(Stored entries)
—————

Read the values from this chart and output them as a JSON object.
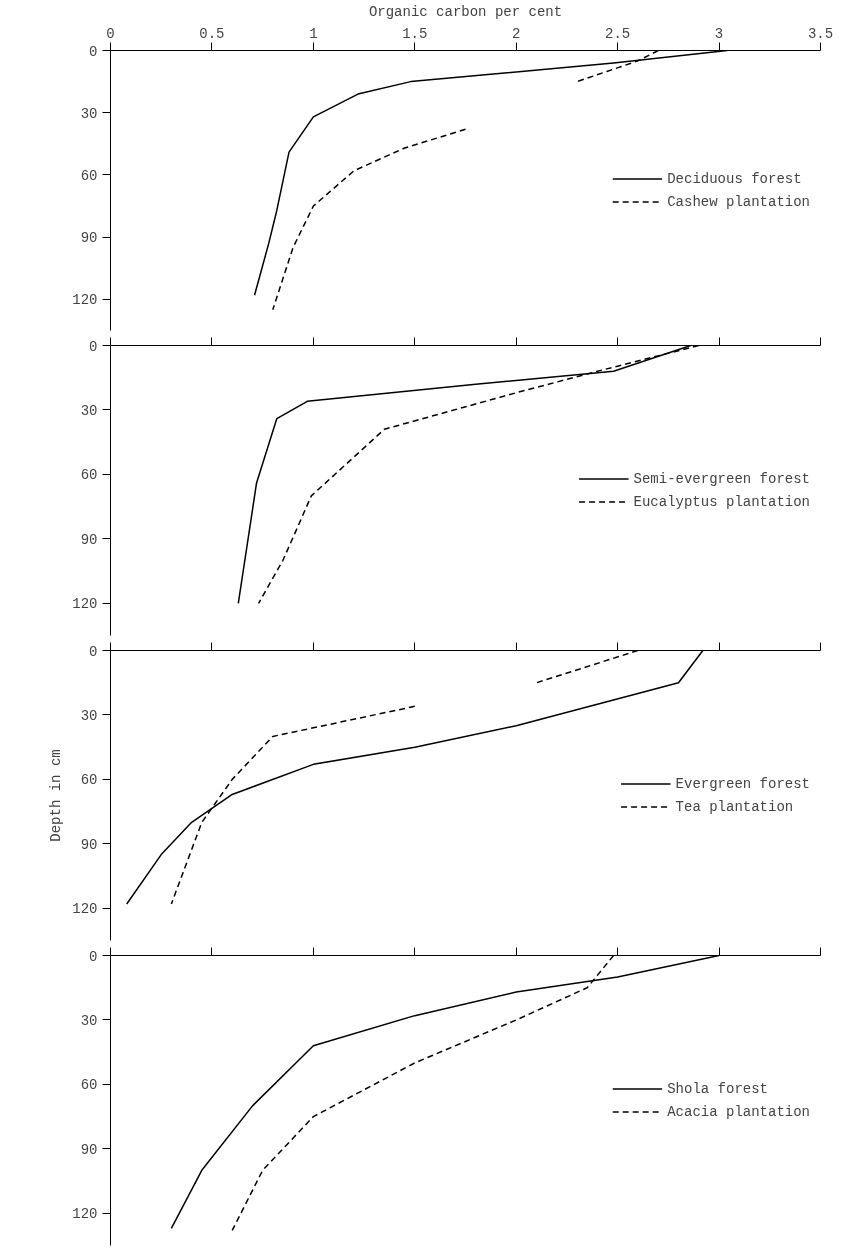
{
  "chart_data": [
    {
      "type": "line",
      "xlabel": "Organic carbon per cent",
      "xlim": [
        0,
        3.5
      ],
      "xticks": [
        0,
        0.5,
        1.0,
        1.5,
        2.0,
        2.5,
        3.0,
        3.5
      ],
      "ylim": [
        135,
        0
      ],
      "yticks": [
        0,
        30,
        60,
        90,
        120
      ],
      "grid": false,
      "legend": "right",
      "marker": "none",
      "series": [
        {
          "name": "Deciduous forest",
          "color": "#000000",
          "line_style": "solid",
          "x": [
            3.04,
            2.48,
            1.48,
            1.22,
            1.0,
            0.88,
            0.82,
            0.78,
            0.71
          ],
          "values": [
            0,
            6,
            15,
            21,
            32,
            49,
            77,
            93,
            118
          ]
        },
        {
          "name": "Cashew plantation",
          "color": "#000000",
          "line_style": "dashed",
          "x": [
            2.7,
            2.6,
            2.45,
            2.3,
            null,
            1.75,
            1.45,
            1.2,
            1.0,
            0.9,
            0.8
          ],
          "values": [
            0,
            5,
            10,
            15,
            null,
            38,
            47,
            58,
            75,
            95,
            125
          ]
        }
      ]
    },
    {
      "type": "line",
      "xlim": [
        0,
        3.5
      ],
      "xticks": [
        0,
        0.5,
        1.0,
        1.5,
        2.0,
        2.5,
        3.0,
        3.5
      ],
      "ylim": [
        135,
        0
      ],
      "yticks": [
        0,
        30,
        60,
        90,
        120
      ],
      "tick_labels": "y",
      "grid": false,
      "legend": "right",
      "marker": "none",
      "series": [
        {
          "name": "Semi-evergreen forest",
          "color": "#000000",
          "line_style": "solid",
          "x": [
            2.86,
            2.48,
            1.8,
            0.97,
            0.82,
            0.72,
            0.63
          ],
          "values": [
            0,
            12,
            18,
            26,
            34,
            64,
            120
          ]
        },
        {
          "name": "Eucalyptus plantation",
          "color": "#000000",
          "line_style": "dashed",
          "x": [
            2.9,
            2.4,
            2.0,
            1.35,
            0.99,
            0.85,
            0.73
          ],
          "values": [
            0,
            12,
            22,
            39,
            70,
            100,
            120
          ]
        }
      ]
    },
    {
      "type": "line",
      "ylabel": "Depth in cm",
      "xlim": [
        0,
        3.5
      ],
      "xticks": [
        0,
        0.5,
        1.0,
        1.5,
        2.0,
        2.5,
        3.0,
        3.5
      ],
      "ylim": [
        135,
        0
      ],
      "yticks": [
        0,
        30,
        60,
        90,
        120
      ],
      "tick_labels": "y",
      "grid": false,
      "legend": "right",
      "marker": "none",
      "series": [
        {
          "name": "Evergreen forest",
          "color": "#000000",
          "line_style": "solid",
          "x": [
            2.92,
            2.8,
            2.0,
            1.5,
            1.0,
            0.6,
            0.4,
            0.25,
            0.08
          ],
          "values": [
            0,
            15,
            35,
            45,
            53,
            67,
            80,
            95,
            118
          ]
        },
        {
          "name": "Tea plantation",
          "color": "#000000",
          "line_style": "dashed",
          "x": [
            2.6,
            2.1,
            null,
            1.5,
            0.8,
            0.6,
            0.45,
            0.3
          ],
          "values": [
            0,
            15,
            null,
            26,
            40,
            60,
            80,
            118
          ]
        }
      ]
    },
    {
      "type": "line",
      "xlim": [
        0,
        3.5
      ],
      "xticks": [
        0,
        0.5,
        1.0,
        1.5,
        2.0,
        2.5,
        3.0,
        3.5
      ],
      "ylim": [
        135,
        0
      ],
      "yticks": [
        0,
        30,
        60,
        90,
        120
      ],
      "tick_labels": "y",
      "grid": false,
      "legend": "right",
      "marker": "none",
      "series": [
        {
          "name": "Shola forest",
          "color": "#000000",
          "line_style": "solid",
          "x": [
            3.0,
            2.5,
            2.0,
            1.5,
            1.0,
            0.7,
            0.45,
            0.3
          ],
          "values": [
            0,
            10,
            17,
            28,
            42,
            70,
            100,
            127
          ]
        },
        {
          "name": "Acacia plantation",
          "color": "#000000",
          "line_style": "dashed",
          "x": [
            2.48,
            2.35,
            2.0,
            1.5,
            1.0,
            0.75,
            0.6
          ],
          "values": [
            0,
            15,
            30,
            50,
            75,
            100,
            128
          ]
        }
      ]
    }
  ]
}
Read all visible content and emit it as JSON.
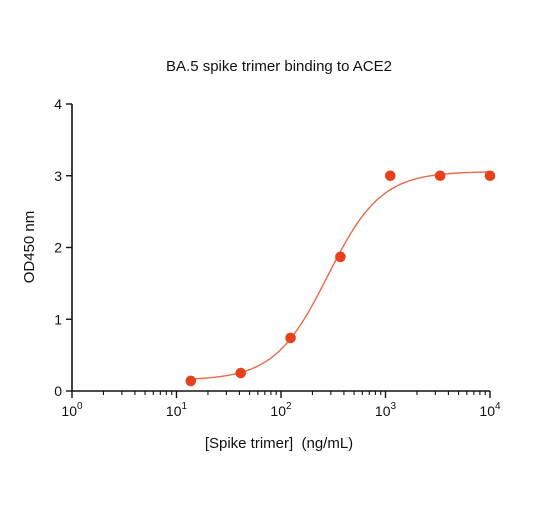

—————

* WHAT YOU HAVE TO DO *
Write out again every line above exactly as given; the pictures do not belong in the copy.

* ANSWER BELOW *
Read the values from this chart and output them as a JSON object.
{
  "chart_data": [
    {
      "type": "line",
      "xlabel": "Organic carbon per cent",
      "xlim": [
        0,
        3.5
      ],
      "xticks": [
        0,
        0.5,
        1.0,
        1.5,
        2.0,
        2.5,
        3.0,
        3.5
      ],
      "ylim": [
        135,
        0
      ],
      "yticks": [
        0,
        30,
        60,
        90,
        120
      ],
      "grid": false,
      "legend": "right",
      "marker": "none",
      "series": [
        {
          "name": "Deciduous forest",
          "color": "#000000",
          "line_style": "solid",
          "x": [
            3.04,
            2.48,
            1.48,
            1.22,
            1.0,
            0.88,
            0.82,
            0.78,
            0.71
          ],
          "values": [
            0,
            6,
            15,
            21,
            32,
            49,
            77,
            93,
            118
          ]
        },
        {
          "name": "Cashew plantation",
          "color": "#000000",
          "line_style": "dashed",
          "x": [
            2.7,
            2.6,
            2.45,
            2.3,
            null,
            1.75,
            1.45,
            1.2,
            1.0,
            0.9,
            0.8
          ],
          "values": [
            0,
            5,
            10,
            15,
            null,
            38,
            47,
            58,
            75,
            95,
            125
          ]
        }
      ]
    },
    {
      "type": "line",
      "xlim": [
        0,
        3.5
      ],
      "xticks": [
        0,
        0.5,
        1.0,
        1.5,
        2.0,
        2.5,
        3.0,
        3.5
      ],
      "ylim": [
        135,
        0
      ],
      "yticks": [
        0,
        30,
        60,
        90,
        120
      ],
      "tick_labels": "y",
      "grid": false,
      "legend": "right",
      "marker": "none",
      "series": [
        {
          "name": "Semi-evergreen forest",
          "color": "#000000",
          "line_style": "solid",
          "x": [
            2.86,
            2.48,
            1.8,
            0.97,
            0.82,
            0.72,
            0.63
          ],
          "values": [
            0,
            12,
            18,
            26,
            34,
            64,
            120
          ]
        },
        {
          "name": "Eucalyptus plantation",
          "color": "#000000",
          "line_style": "dashed",
          "x": [
            2.9,
            2.4,
            2.0,
            1.35,
            0.99,
            0.85,
            0.73
          ],
          "values": [
            0,
            12,
            22,
            39,
            70,
            100,
            120
          ]
        }
      ]
    },
    {
      "type": "line",
      "ylabel": "Depth in cm",
      "xlim": [
        0,
        3.5
      ],
      "xticks": [
        0,
        0.5,
        1.0,
        1.5,
        2.0,
        2.5,
        3.0,
        3.5
      ],
      "ylim": [
        135,
        0
      ],
      "yticks": [
        0,
        30,
        60,
        90,
        120
      ],
      "tick_labels": "y",
      "grid": false,
      "legend": "right",
      "marker": "none",
      "series": [
        {
          "name": "Evergreen forest",
          "color": "#000000",
          "line_style": "solid",
          "x": [
            2.92,
            2.8,
            2.0,
            1.5,
            1.0,
            0.6,
            0.4,
            0.25,
            0.08
          ],
          "values": [
            0,
            15,
            35,
            45,
            53,
            67,
            80,
            95,
            118
          ]
        },
        {
          "name": "Tea plantation",
          "color": "#000000",
          "line_style": "dashed",
          "x": [
            2.6,
            2.1,
            null,
            1.5,
            0.8,
            0.6,
            0.45,
            0.3
          ],
          "values": [
            0,
            15,
            null,
            26,
            40,
            60,
            80,
            118
          ]
        }
      ]
    },
    {
      "type": "line",
      "xlim": [
        0,
        3.5
      ],
      "xticks": [
        0,
        0.5,
        1.0,
        1.5,
        2.0,
        2.5,
        3.0,
        3.5
      ],
      "ylim": [
        135,
        0
      ],
      "yticks": [
        0,
        30,
        60,
        90,
        120
      ],
      "tick_labels": "y",
      "grid": false,
      "legend": "right",
      "marker": "none",
      "series": [
        {
          "name": "Shola forest",
          "color": "#000000",
          "line_style": "solid",
          "x": [
            3.0,
            2.5,
            2.0,
            1.5,
            1.0,
            0.7,
            0.45,
            0.3
          ],
          "values": [
            0,
            10,
            17,
            28,
            42,
            70,
            100,
            127
          ]
        },
        {
          "name": "Acacia plantation",
          "color": "#000000",
          "line_style": "dashed",
          "x": [
            2.48,
            2.35,
            2.0,
            1.5,
            1.0,
            0.75,
            0.6
          ],
          "values": [
            0,
            15,
            30,
            50,
            75,
            100,
            128
          ]
        }
      ]
    }
  ]
}
Read all visible content and emit it as JSON.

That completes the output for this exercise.